**Objective:**
Check each line of the records below for the word "color" and copy those where it appears.

**Dataset:**
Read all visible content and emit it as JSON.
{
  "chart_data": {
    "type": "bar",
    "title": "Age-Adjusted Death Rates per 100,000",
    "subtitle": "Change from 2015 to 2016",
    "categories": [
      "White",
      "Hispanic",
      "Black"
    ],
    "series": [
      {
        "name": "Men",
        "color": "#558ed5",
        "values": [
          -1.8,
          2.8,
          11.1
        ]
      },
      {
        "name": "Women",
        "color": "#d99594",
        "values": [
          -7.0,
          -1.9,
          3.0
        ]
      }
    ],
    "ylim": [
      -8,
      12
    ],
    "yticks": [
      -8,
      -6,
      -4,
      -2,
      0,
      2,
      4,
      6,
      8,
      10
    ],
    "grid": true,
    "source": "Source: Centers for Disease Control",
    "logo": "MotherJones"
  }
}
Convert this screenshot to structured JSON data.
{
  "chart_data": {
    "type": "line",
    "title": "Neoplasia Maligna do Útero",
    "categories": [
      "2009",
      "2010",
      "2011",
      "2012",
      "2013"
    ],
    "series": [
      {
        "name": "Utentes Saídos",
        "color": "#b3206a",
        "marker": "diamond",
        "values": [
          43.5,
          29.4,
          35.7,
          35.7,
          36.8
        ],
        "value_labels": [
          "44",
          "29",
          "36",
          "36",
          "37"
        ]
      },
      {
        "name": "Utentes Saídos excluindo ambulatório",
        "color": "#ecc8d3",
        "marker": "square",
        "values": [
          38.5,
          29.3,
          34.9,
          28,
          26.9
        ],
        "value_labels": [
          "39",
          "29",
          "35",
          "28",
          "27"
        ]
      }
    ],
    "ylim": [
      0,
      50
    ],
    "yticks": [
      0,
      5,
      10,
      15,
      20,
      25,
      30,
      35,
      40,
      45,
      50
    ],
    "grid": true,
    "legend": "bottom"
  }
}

**Task response:**
        "color": "#558ed5",
        "color": "#d99594",
        "color": "#b3206a",
        "color": "#ecc8d3",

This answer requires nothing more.